Task requirements:
• A. Decide whether each statement agrees with the camera thread. Answer yes or no for each and quote the words of the thread that settle it.
(i) The pi that controls the camera runs Wheezy.
(ii) After the power outage, the camera came back on by itself.
(iii) The RICOH product manager immediately answered the question about turning the camera on remotely.
• B. According to the camera thread, what was attached to the camera when the remote power-on feature was seen working?

Selected text:
────────────────────────────────────────

It may be stable if we replicate the same OS version that @khufkens is using. He’s had it working for 2 weeks.

It’s up for a month now. No issues. I’m running the previous version of Raspbian, Wheezy, on the pi which is controlling the camera.

I’ll try some more with Jesse and a new camera I got for development.


Koen Hufkens fame now extends to engadget public access.

Thanks, and thank god (or your favourite deity) that I went out today to fix my outage. The power went out and the network as well. The pi rebooted but I had to drive out to push the switch on the camera. Most expensive push of a button ever.

Sadly I could have asked people at the research forest but I thought it was more dire (branch fall etc) given that the network was out (which of course I should have inquired for, as it was not only my pi but the whole network, before driving out). Anyway, it’s up and running again.

Do you have an idea on how the switch is connected. I’m considering wiring it to the pi to be able to boot it from afar? I guess I will have to buy another camera to rip apart aside from my software development one. Got to find some sponsors as this is becoming rather expensive.

I have not heard of anyone doing this. I’ll ask @jcasman to add this question to the agenda for the meeting we have with THETA product manager. I don’t think RICOH will be able to provide information on how to do this, but it might be possible to add as a feature in the future. If we can’t restart the camera remotely, it makes it difficult to use both in remote archival/analysis scenarios like you have as well as surveillance scenarios.

@khufkens I spoke to the RICOH product manager for the THETA and although he doesn’t have an answer right now, he’s seen this on feature working in a demo. I now remember that I have actually seen this feature work as well. It was using some special equipment attached to the USB port of the camera. He’s going to ask his colleague in Tokyo if this can be enabled by developers like yourself that need to turn the camera on remotely.

────────────────────────────────────────

Stored entries:
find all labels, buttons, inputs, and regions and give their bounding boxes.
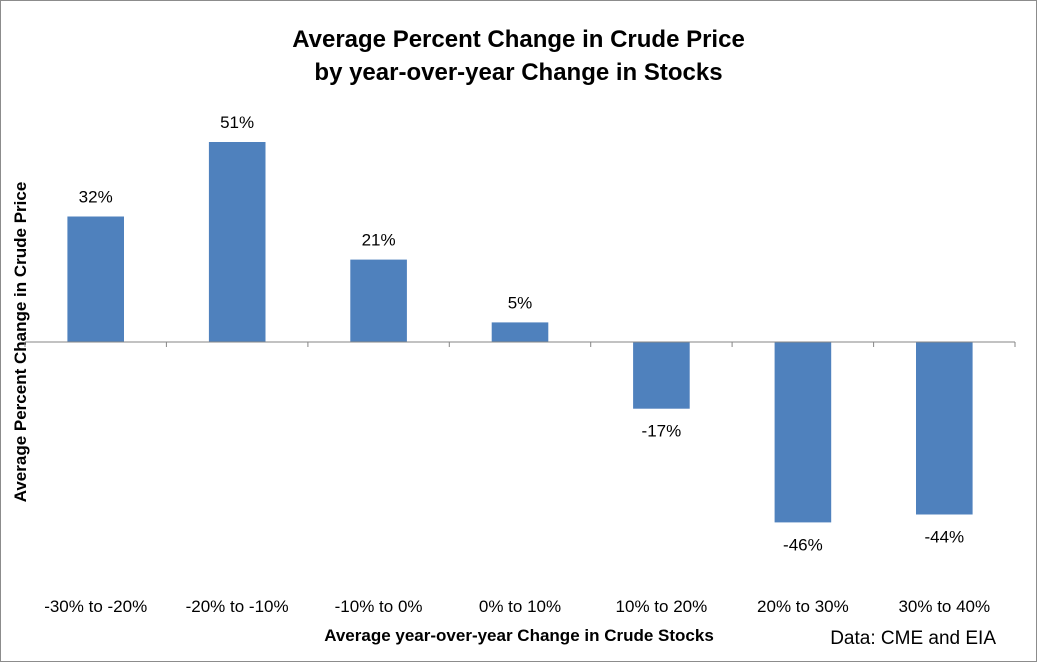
x-tick-label: -30% to -20% xyxy=(44,597,147,616)
chart-title: Average Percent Change in Crude Price by… xyxy=(1,23,1036,89)
bar xyxy=(208,142,266,342)
x-tick-label: 20% to 30% xyxy=(757,597,849,616)
bar xyxy=(774,342,832,523)
bar xyxy=(633,342,690,409)
chart-title-line-1: Average Percent Change in Crude Price xyxy=(292,26,745,53)
x-tick-label: -20% to -10% xyxy=(186,597,289,616)
x-tick-label: 30% to 40% xyxy=(898,597,990,616)
data-label: 21% xyxy=(362,231,396,250)
x-tick-label: -10% to 0% xyxy=(335,597,423,616)
data-label: 32% xyxy=(79,188,113,207)
data-label: -46% xyxy=(783,535,823,554)
data-source-note: Data: CME and EIA xyxy=(830,628,996,649)
data-label: -44% xyxy=(924,528,964,547)
bar xyxy=(491,322,549,342)
x-tick-label: 10% to 20% xyxy=(616,597,708,616)
data-label: 5% xyxy=(508,293,533,312)
chart-title-line-2: by year-over-year Change in Stocks xyxy=(314,59,723,86)
x-axis-label: Average year-over-year Change in Crude S… xyxy=(324,626,714,645)
x-tick-label: 0% to 10% xyxy=(479,597,561,616)
bar xyxy=(67,216,124,342)
data-label: 51% xyxy=(220,113,254,132)
bar xyxy=(916,342,973,515)
bar xyxy=(350,259,407,342)
data-label: -17% xyxy=(642,422,682,441)
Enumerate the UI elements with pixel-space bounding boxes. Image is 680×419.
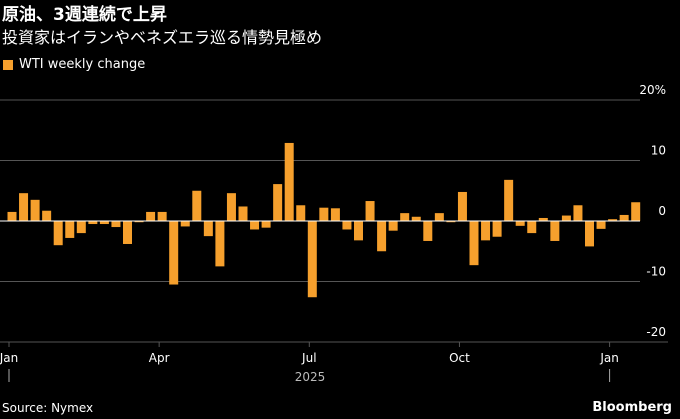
bar [273,184,283,221]
bar [354,221,363,241]
y-tick-label: 10 [651,144,666,158]
axes: 20% 10 0 -10 -20 Jan Apr Jul Oct Jan 2025 [0,83,668,384]
y-tick-label: -20 [646,325,666,339]
bar [585,221,594,247]
bar [76,221,86,234]
bar [215,221,225,267]
bar [53,221,63,246]
x-tick-label: Jul [301,351,316,365]
bar [134,221,144,223]
y-tick-label: -10 [646,265,666,279]
bar [169,221,179,285]
bar [504,179,514,221]
bar [561,215,571,221]
bar [330,208,340,221]
bar [42,210,52,221]
bar [342,221,352,230]
bar [226,193,236,221]
bars [7,142,641,298]
bar [203,221,213,237]
bar [457,191,467,221]
chart-title: 原油、3週連続で上昇 [2,5,167,25]
bar [65,221,75,238]
bar [146,211,156,221]
year-label: 2025 [295,370,326,384]
bar [527,221,537,234]
chart-subtitle: 投資家はイランやベネズエラ巡る情勢見極め [2,28,323,47]
bar [608,219,618,221]
source-note: Source: Nymex [2,401,94,415]
bar [7,211,17,221]
x-tick-label: Jan [0,351,18,365]
bar [19,193,29,221]
legend-swatch [3,59,13,70]
brand-logo: Bloomberg [592,400,672,415]
bar [238,206,248,221]
bar [446,221,456,223]
bar [573,205,583,221]
bar [261,221,271,228]
bar [319,207,329,221]
bar [192,190,202,221]
y-tick-label: 0 [658,204,666,218]
x-tick-label: Jan [599,351,619,365]
bar [180,221,190,227]
bar [388,221,398,231]
bar [423,221,433,241]
bar [411,216,421,221]
bar [88,221,98,225]
legend-label: WTI weekly change [19,57,146,72]
bar [123,221,132,244]
y-tick-label: 20% [639,83,666,97]
legend: WTI weekly change [3,57,145,72]
bar [30,199,40,221]
bar [99,221,109,225]
bar [250,221,260,230]
x-tick-label: Oct [449,351,470,365]
bar [515,221,525,226]
bar [111,221,121,228]
bar [307,221,317,298]
bar [296,205,306,221]
x-tick-label: Apr [149,351,170,365]
bar [492,221,502,237]
bar [631,202,641,221]
bar [619,214,629,221]
bar [469,221,479,266]
bar [481,221,491,241]
bar [538,217,548,221]
bar [365,201,375,221]
bar [377,221,387,252]
bar [596,221,606,229]
bar [434,213,444,221]
bar [400,213,410,221]
bar [284,142,294,221]
bar [157,211,167,221]
bar [550,221,560,241]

────────────────────────────────────────

Exercise results:
• A.
(i) Yes: "I’m running the previous version of Raspbian, Wheezy, on the pi which is controlling the camera."
(ii) No: "The pi rebooted but I had to drive out to push the switch on the camera."
(iii) No: "although he doesn’t have an answer right now"

• B. Some special equipment attached to the camera's USB port.